> _Provided information_
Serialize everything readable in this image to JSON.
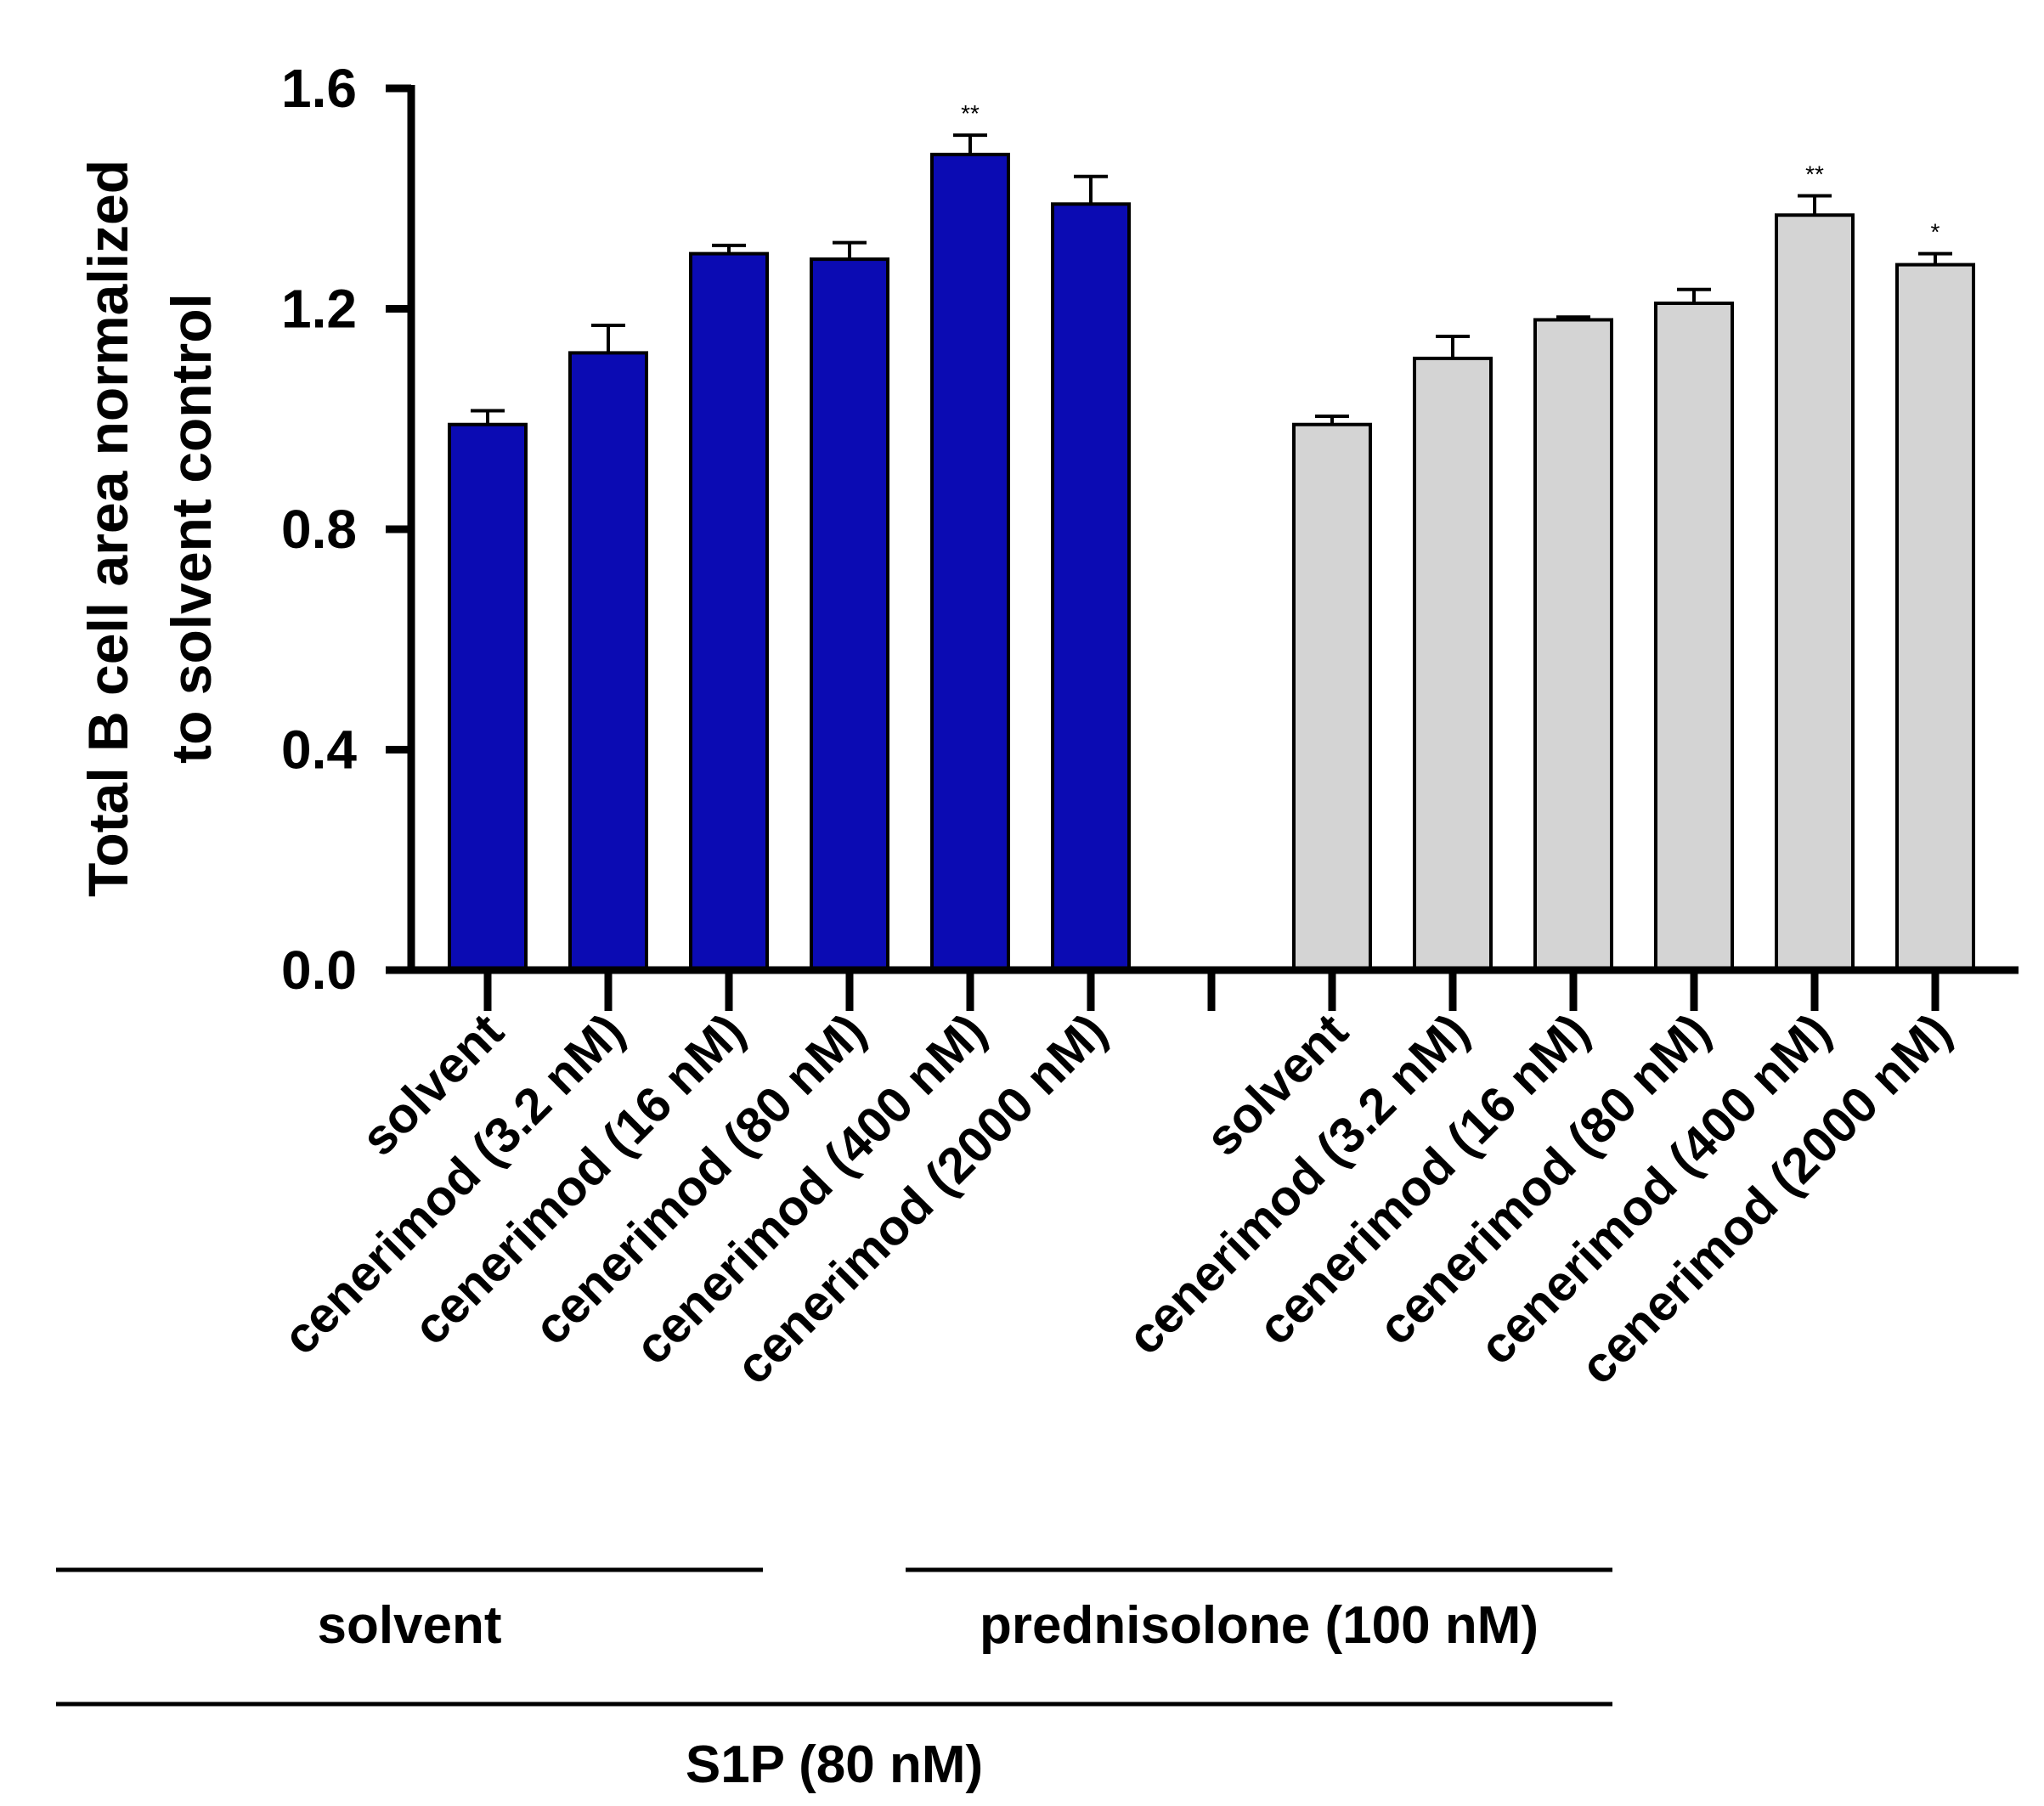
{
  "chart_data": {
    "type": "bar",
    "title": "",
    "xlabel": "",
    "ylabel": "Total B cell area normalized to solvent control",
    "ylabel_lines": [
      "Total B cell area normalized",
      "to solvent control"
    ],
    "ylim": [
      0,
      1.6
    ],
    "yticks": [
      0.0,
      0.4,
      0.8,
      1.2,
      1.6
    ],
    "ytick_labels": [
      "0.0",
      "0.4",
      "0.8",
      "1.2",
      "1.6"
    ],
    "grid": false,
    "categories": [
      "solvent",
      "cenerimod (3.2 nM)",
      "cenerimod (16 nM)",
      "cenerimod (80 nM)",
      "cenerimod (400 nM)",
      "cenerimod (2000 nM)"
    ],
    "series": [
      {
        "name": "solvent",
        "color": "#0b0bb3",
        "values": [
          0.99,
          1.12,
          1.3,
          1.29,
          1.48,
          1.39
        ],
        "errors": [
          0.025,
          0.05,
          0.015,
          0.03,
          0.035,
          0.05
        ],
        "annotations": [
          "",
          "",
          "",
          "",
          "**",
          ""
        ]
      },
      {
        "name": "prednisolone (100 nM)",
        "color": "#d4d4d4",
        "values": [
          0.99,
          1.11,
          1.18,
          1.21,
          1.37,
          1.28
        ],
        "errors": [
          0.015,
          0.04,
          0.005,
          0.025,
          0.035,
          0.02
        ],
        "annotations": [
          "",
          "",
          "",
          "",
          "**",
          "*"
        ]
      }
    ],
    "group_labels": {
      "treatment": [
        "solvent",
        "prednisolone (100 nM)"
      ],
      "stimulus": "S1P (80 nM)"
    }
  }
}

> _Task_
Reproduce the material above in full and without alteration, but skip all pictures.

> _Written solution_
Serialize everything readable in this image to JSON.
{
  "chart_data": {
    "type": "bar",
    "title": "",
    "xlabel": "",
    "ylabel": "Total B cell area normalized to solvent control",
    "ylabel_lines": [
      "Total B cell area normalized",
      "to solvent control"
    ],
    "ylim": [
      0,
      1.6
    ],
    "yticks": [
      0.0,
      0.4,
      0.8,
      1.2,
      1.6
    ],
    "ytick_labels": [
      "0.0",
      "0.4",
      "0.8",
      "1.2",
      "1.6"
    ],
    "grid": false,
    "categories": [
      "solvent",
      "cenerimod (3.2 nM)",
      "cenerimod (16 nM)",
      "cenerimod (80 nM)",
      "cenerimod (400 nM)",
      "cenerimod (2000 nM)"
    ],
    "series": [
      {
        "name": "solvent",
        "color": "#0b0bb3",
        "values": [
          0.99,
          1.12,
          1.3,
          1.29,
          1.48,
          1.39
        ],
        "errors": [
          0.025,
          0.05,
          0.015,
          0.03,
          0.035,
          0.05
        ],
        "annotations": [
          "",
          "",
          "",
          "",
          "**",
          ""
        ]
      },
      {
        "name": "prednisolone (100 nM)",
        "color": "#d4d4d4",
        "values": [
          0.99,
          1.11,
          1.18,
          1.21,
          1.37,
          1.28
        ],
        "errors": [
          0.015,
          0.04,
          0.005,
          0.025,
          0.035,
          0.02
        ],
        "annotations": [
          "",
          "",
          "",
          "",
          "**",
          "*"
        ]
      }
    ],
    "group_labels": {
      "treatment": [
        "solvent",
        "prednisolone (100 nM)"
      ],
      "stimulus": "S1P (80 nM)"
    }
  }
}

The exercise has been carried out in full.